Give every entry again, unchanged, and leave its images out.
[start of DATA SHOWN]
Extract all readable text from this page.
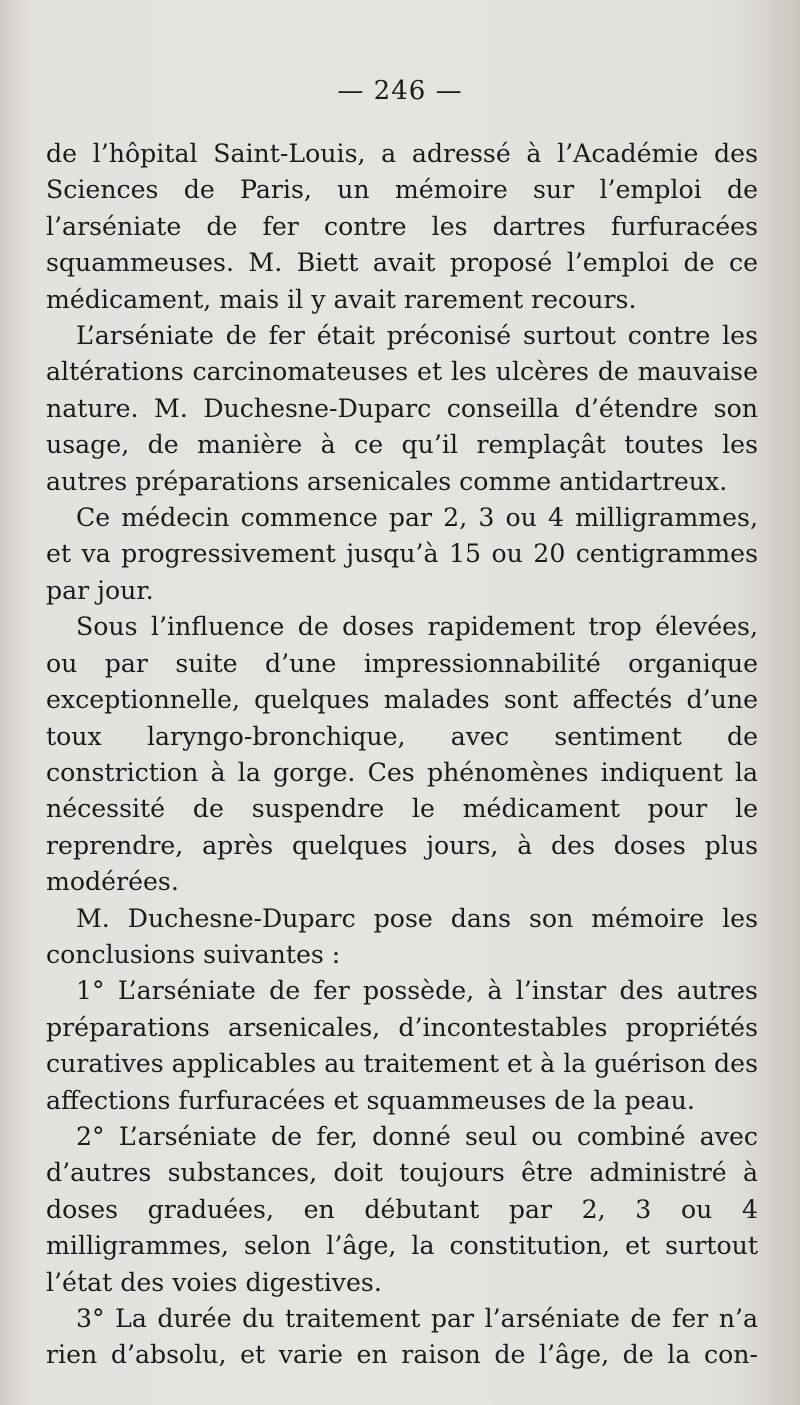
— 246 —

de l’hôpital Saint-Louis, a adressé à l’Académie des Sciences de Paris, un mémoire sur l’emploi de l’arséniate de fer contre les dartres furfuracées squammeuses. M. Biett avait proposé l’emploi de ce médicament, mais il y avait rarement recours.

L’arséniate de fer était préconisé surtout contre les altérations carcinomateuses et les ulcères de mauvaise nature. M. Duchesne-Duparc conseilla d’étendre son usage, de manière à ce qu’il remplaçât toutes les autres préparations arsenicales comme antidartreux.

Ce médecin commence par 2, 3 ou 4 milligrammes, et va progressivement jusqu’à 15 ou 20 centigrammes par jour.

Sous l’influence de doses rapidement trop élevées, ou par suite d’une impressionnabilité organique exceptionnelle, quelques malades sont affectés d’une toux laryngo-bronchique, avec sentiment de constriction à la gorge. Ces phénomènes indiquent la nécessité de suspendre le médicament pour le reprendre, après quelques jours, à des doses plus modérées.

M. Duchesne-Duparc pose dans son mémoire les conclusions suivantes :

1° L’arséniate de fer possède, à l’instar des autres préparations arsenicales, d’incontestables propriétés curatives applicables au traitement et à la guérison des affections furfuracées et squammeuses de la peau.

2° L’arséniate de fer, donné seul ou combiné avec d’autres substances, doit toujours être administré à doses graduées, en débutant par 2, 3 ou 4 milligrammes, selon l’âge, la constitution, et surtout l’état des voies digestives.

3° La durée du traitement par l’arséniate de fer n’a rien d’absolu, et varie en raison de l’âge, de la con-
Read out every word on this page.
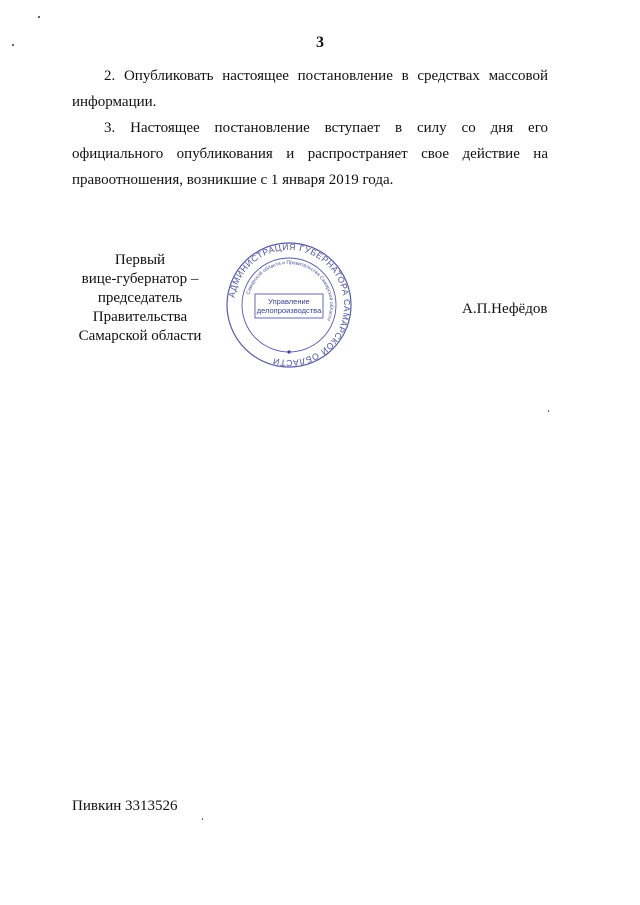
3
2. Опубликовать настоящее постановление в средствах массовой информации.
3. Настоящее постановление вступает в силу со дня его официального опубликования и распространяет свое действие на правоотношения, возникшие с 1 января 2019 года.
Первый
вице-губернатор –
председатель Правительства
Самарской области
АДМИНИСТРАЦИЯ ГУБЕРНАТОРА САМАРСКОЙ ОБЛАСТИ
Самарской области и Правительства Самарской области
Управление
делопроизводства	А.П.Нефёдов
Пивкин 3313526
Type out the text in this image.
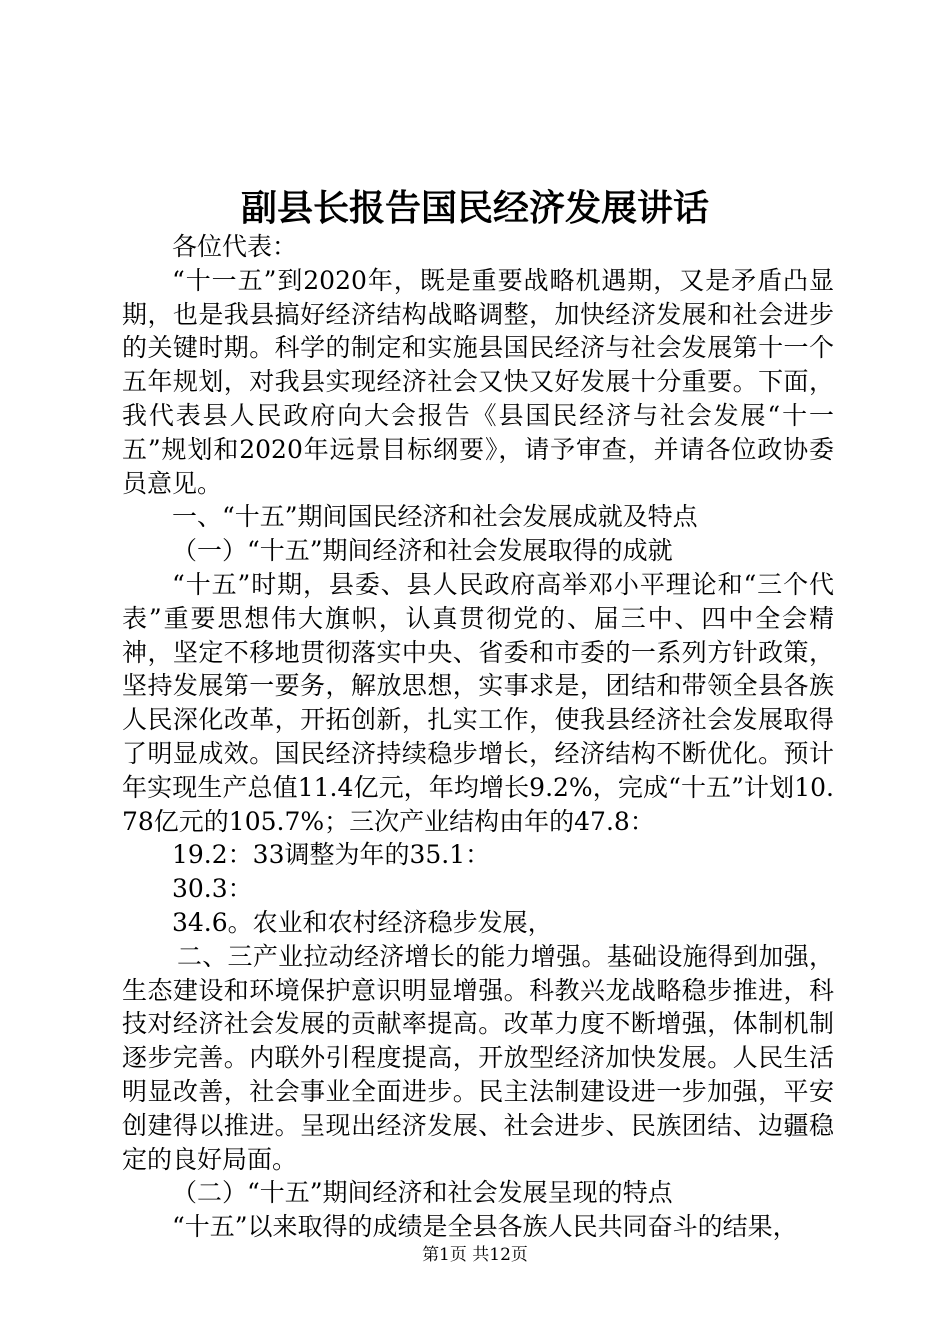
副县长报告国民经济发展讲话

各位代表：

“十一五”到2020年，既是重要战略机遇期，又是矛盾凸显期，也是我县搞好经济结构战略调整，加快经济发展和社会进步的关键时期。科学的制定和实施县国民经济与社会发展第十一个五年规划，对我县实现经济社会又快又好发展十分重要。下面，我代表县人民政府向大会报告《县国民经济与社会发展“十一五”规划和2020年远景目标纲要》，请予审查，并请各位政协委员意见。

一、“十五”期间国民经济和社会发展成就及特点

（一）“十五”期间经济和社会发展取得的成就

“十五”时期，县委、县人民政府高举邓小平理论和“三个代表”重要思想伟大旗帜，认真贯彻党的、届三中、四中全会精神，坚定不移地贯彻落实中央、省委和市委的一系列方针政策，坚持发展第一要务，解放思想，实事求是，团结和带领全县各族人民深化改革，开拓创新，扎实工作，使我县经济社会发展取得了明显成效。国民经济持续稳步增长，经济结构不断优化。预计年实现生产总值11.4亿元，年均增长9.2%，完成“十五”计划10.78亿元的105.7%；三次产业结构由年的47.8：

19.2：33调整为年的35.1：

30.3：

34.6。农业和农村经济稳步发展，

二、三产业拉动经济增长的能力增强。基础设施得到加强，生态建设和环境保护意识明显增强。科教兴龙战略稳步推进，科技对经济社会发展的贡献率提高。改革力度不断增强，体制机制逐步完善。内联外引程度提高，开放型经济加快发展。人民生活明显改善，社会事业全面进步。民主法制建设进一步加强，平安创建得以推进。呈现出经济发展、社会进步、民族团结、边疆稳定的良好局面。

（二）“十五”期间经济和社会发展呈现的特点

“十五”以来取得的成绩是全县各族人民共同奋斗的结果，

第1页 共12页
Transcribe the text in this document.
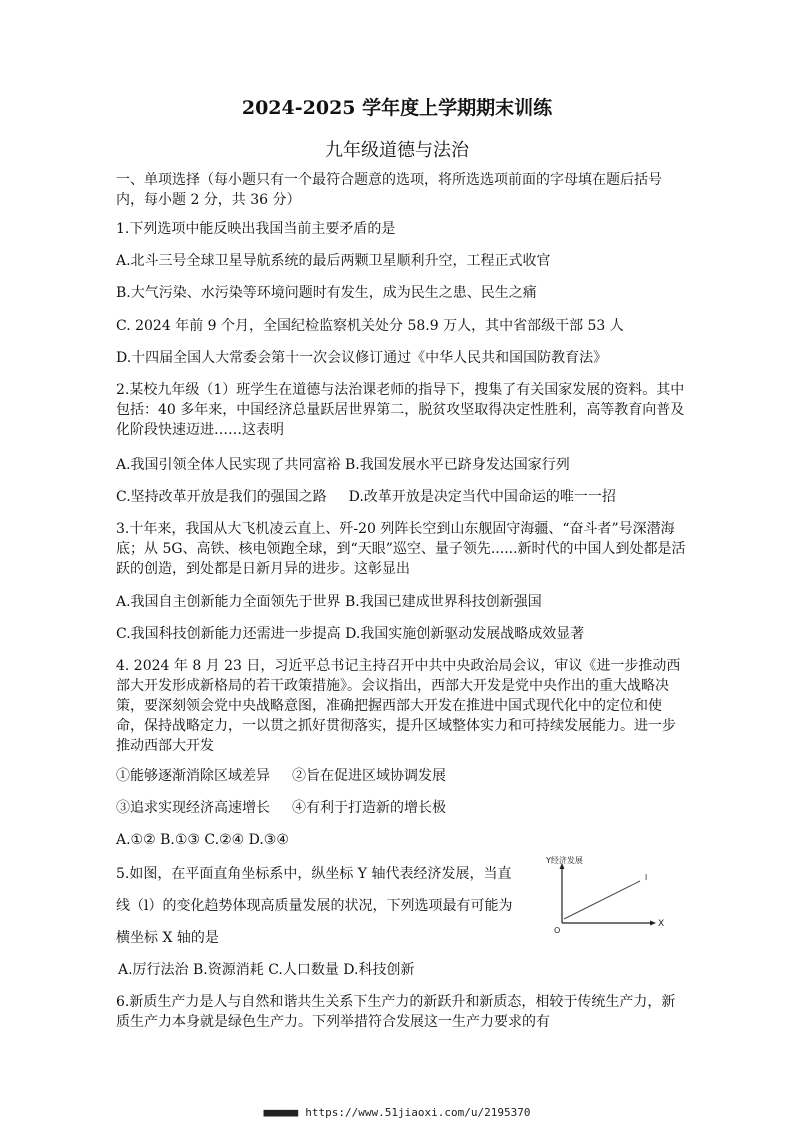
2024-2025 学年度上学期期末训练
九年级道德与法治
一、单项选择（每小题只有一个最符合题意的选项，将所选选项前面的字母填在题后括号内，每小题 2 分，共 36 分）
1.下列选项中能反映出我国当前主要矛盾的是
A.北斗三号全球卫星导航系统的最后两颗卫星顺利升空，工程正式收官
B.大气污染、水污染等环境问题时有发生，成为民生之患、民生之痛
C. 2024 年前 9 个月，全国纪检监察机关处分 58.9 万人，其中省部级干部 53 人
D.十四届全国人大常委会第十一次会议修订通过《中华人民共和国国防教育法》
2.某校九年级（1）班学生在道德与法治课老师的指导下，搜集了有关国家发展的资料。其中包括：40 多年来，中国经济总量跃居世界第二，脱贫攻坚取得决定性胜利，高等教育向普及化阶段快速迈进……这表明
A.我国引领全体人民实现了共同富裕 B.我国发展水平已跻身发达国家行列
C.坚持改革开放是我们的强国之路 D.改革开放是决定当代中国命运的唯一一招
3.十年来，我国从大飞机凌云直上、歼-20 列阵长空到山东舰固守海疆、“奋斗者”号深潜海底；从 5G、高铁、核电领跑全球，到“天眼”巡空、量子领先......新时代的中国人到处都是活跃的创造，到处都是日新月异的进步。这彰显出
A.我国自主创新能力全面领先于世界 B.我国已建成世界科技创新强国
C.我国科技创新能力还需进一步提高 D.我国实施创新驱动发展战略成效显著
4. 2024 年 8 月 23 日，习近平总书记主持召开中共中央政治局会议，审议《进一步推动西部大开发形成新格局的若干政策措施》。会议指出，西部大开发是党中央作出的重大战略决策，要深刻领会党中央战略意图，准确把握西部大开发在推进中国式现代化中的定位和使命，保持战略定力，一以贯之抓好贯彻落实，提升区域整体实力和可持续发展能力。进一步推动西部大开发
①能够逐渐消除区域差异 ②旨在促进区域协调发展
③追求实现经济高速增长 ④有利于打造新的增长极
A.①② B.①③ C.②④ D.③④
5.如图，在平面直角坐标系中，纵坐标 Y 轴代表经济发展，当直
线（l）的变化趋势体现高质量发展的状况，下列选项最有可能为
横坐标 X 轴的是
A.厉行法治 B.资源消耗 C.人口数量 D.科技创新
Y经济发展
X
O
l
6.新质生产力是人与自然和谐共生关系下生产力的新跃升和新质态，相较于传统生产力，新质生产力本身就是绿色生产力。下列举措符合发展这一生产力要求的有
■■■■■■ https://www.51jiaoxi.com/u/2195370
[end of DATA SHOWN]
== EXERCISE RESULT ==
Extract all readable text from this page.
— 246 —

de l’hôpital Saint-Louis, a adressé à l’Académie des Sciences de Paris, un mémoire sur l’emploi de l’arséniate de fer contre les dartres furfuracées squammeuses. M. Biett avait proposé l’emploi de ce médicament, mais il y avait rarement recours.

L’arséniate de fer était préconisé surtout contre les altérations carcinomateuses et les ulcères de mauvaise nature. M. Duchesne-Duparc conseilla d’étendre son usage, de manière à ce qu’il remplaçât toutes les autres préparations arsenicales comme antidartreux.

Ce médecin commence par 2, 3 ou 4 milligrammes, et va progressivement jusqu’à 15 ou 20 centigrammes par jour.

Sous l’influence de doses rapidement trop élevées, ou par suite d’une impressionnabilité organique exceptionnelle, quelques malades sont affectés d’une toux laryngo-bronchique, avec sentiment de constriction à la gorge. Ces phénomènes indiquent la nécessité de suspendre le médicament pour le reprendre, après quelques jours, à des doses plus modérées.

M. Duchesne-Duparc pose dans son mémoire les conclusions suivantes :

1° L’arséniate de fer possède, à l’instar des autres préparations arsenicales, d’incontestables propriétés curatives applicables au traitement et à la guérison des affections furfuracées et squammeuses de la peau.

2° L’arséniate de fer, donné seul ou combiné avec d’autres substances, doit toujours être administré à doses graduées, en débutant par 2, 3 ou 4 milligrammes, selon l’âge, la constitution, et surtout l’état des voies digestives.

3° La durée du traitement par l’arséniate de fer n’a rien d’absolu, et varie en raison de l’âge, de la con-
Read out every word on this page.
3
2. Опубликовать настоящее постановление в средствах массовой информации.
3. Настоящее постановление вступает в силу со дня его официального опубликования и распространяет свое действие на правоотношения, возникшие с 1 января 2019 года.
Первый
вице-губернатор –
председатель Правительства
Самарской области
АДМИНИСТРАЦИЯ ГУБЕРНАТОРА САМАРСКОЙ ОБЛАСТИ
Самарской области и Правительства Самарской области
Управление
делопроизводства	А.П.Нефёдов
Пивкин 3313526
Type out the text in this image.
副县长报告国民经济发展讲话

各位代表：

“十一五”到2020年，既是重要战略机遇期，又是矛盾凸显期，也是我县搞好经济结构战略调整，加快经济发展和社会进步的关键时期。科学的制定和实施县国民经济与社会发展第十一个五年规划，对我县实现经济社会又快又好发展十分重要。下面，我代表县人民政府向大会报告《县国民经济与社会发展“十一五”规划和2020年远景目标纲要》，请予审查，并请各位政协委员意见。

一、“十五”期间国民经济和社会发展成就及特点

（一）“十五”期间经济和社会发展取得的成就

“十五”时期，县委、县人民政府高举邓小平理论和“三个代表”重要思想伟大旗帜，认真贯彻党的、届三中、四中全会精神，坚定不移地贯彻落实中央、省委和市委的一系列方针政策，坚持发展第一要务，解放思想，实事求是，团结和带领全县各族人民深化改革，开拓创新，扎实工作，使我县经济社会发展取得了明显成效。国民经济持续稳步增长，经济结构不断优化。预计年实现生产总值11.4亿元，年均增长9.2%，完成“十五”计划10.78亿元的105.7%；三次产业结构由年的47.8：

19.2：33调整为年的35.1：

30.3：

34.6。农业和农村经济稳步发展，

二、三产业拉动经济增长的能力增强。基础设施得到加强，生态建设和环境保护意识明显增强。科教兴龙战略稳步推进，科技对经济社会发展的贡献率提高。改革力度不断增强，体制机制逐步完善。内联外引程度提高，开放型经济加快发展。人民生活明显改善，社会事业全面进步。民主法制建设进一步加强，平安创建得以推进。呈现出经济发展、社会进步、民族团结、边疆稳定的良好局面。

（二）“十五”期间经济和社会发展呈现的特点

“十五”以来取得的成绩是全县各族人民共同奋斗的结果，

第1页 共12页
Transcribe the text in this document.
2024-2025 学年度上学期期末训练
九年级道德与法治
一、单项选择（每小题只有一个最符合题意的选项，将所选选项前面的字母填在题后括号内，每小题 2 分，共 36 分）
1.下列选项中能反映出我国当前主要矛盾的是
A.北斗三号全球卫星导航系统的最后两颗卫星顺利升空，工程正式收官
B.大气污染、水污染等环境问题时有发生，成为民生之患、民生之痛
C. 2024 年前 9 个月，全国纪检监察机关处分 58.9 万人，其中省部级干部 53 人
D.十四届全国人大常委会第十一次会议修订通过《中华人民共和国国防教育法》
2.某校九年级（1）班学生在道德与法治课老师的指导下，搜集了有关国家发展的资料。其中包括：40 多年来，中国经济总量跃居世界第二，脱贫攻坚取得决定性胜利，高等教育向普及化阶段快速迈进……这表明
A.我国引领全体人民实现了共同富裕 B.我国发展水平已跻身发达国家行列
C.坚持改革开放是我们的强国之路 D.改革开放是决定当代中国命运的唯一一招
3.十年来，我国从大飞机凌云直上、歼-20 列阵长空到山东舰固守海疆、“奋斗者”号深潜海底；从 5G、高铁、核电领跑全球，到“天眼”巡空、量子领先......新时代的中国人到处都是活跃的创造，到处都是日新月异的进步。这彰显出
A.我国自主创新能力全面领先于世界 B.我国已建成世界科技创新强国
C.我国科技创新能力还需进一步提高 D.我国实施创新驱动发展战略成效显著
4. 2024 年 8 月 23 日，习近平总书记主持召开中共中央政治局会议，审议《进一步推动西部大开发形成新格局的若干政策措施》。会议指出，西部大开发是党中央作出的重大战略决策，要深刻领会党中央战略意图，准确把握西部大开发在推进中国式现代化中的定位和使命，保持战略定力，一以贯之抓好贯彻落实，提升区域整体实力和可持续发展能力。进一步推动西部大开发
①能够逐渐消除区域差异 ②旨在促进区域协调发展
③追求实现经济高速增长 ④有利于打造新的增长极
A.①② B.①③ C.②④ D.③④
5.如图，在平面直角坐标系中，纵坐标 Y 轴代表经济发展，当直
线（l）的变化趋势体现高质量发展的状况，下列选项最有可能为
横坐标 X 轴的是
A.厉行法治 B.资源消耗 C.人口数量 D.科技创新
Y经济发展
X
O
l
6.新质生产力是人与自然和谐共生关系下生产力的新跃升和新质态，相较于传统生产力，新质生产力本身就是绿色生产力。下列举措符合发展这一生产力要求的有
■■■■■■ https://www.51jiaoxi.com/u/2195370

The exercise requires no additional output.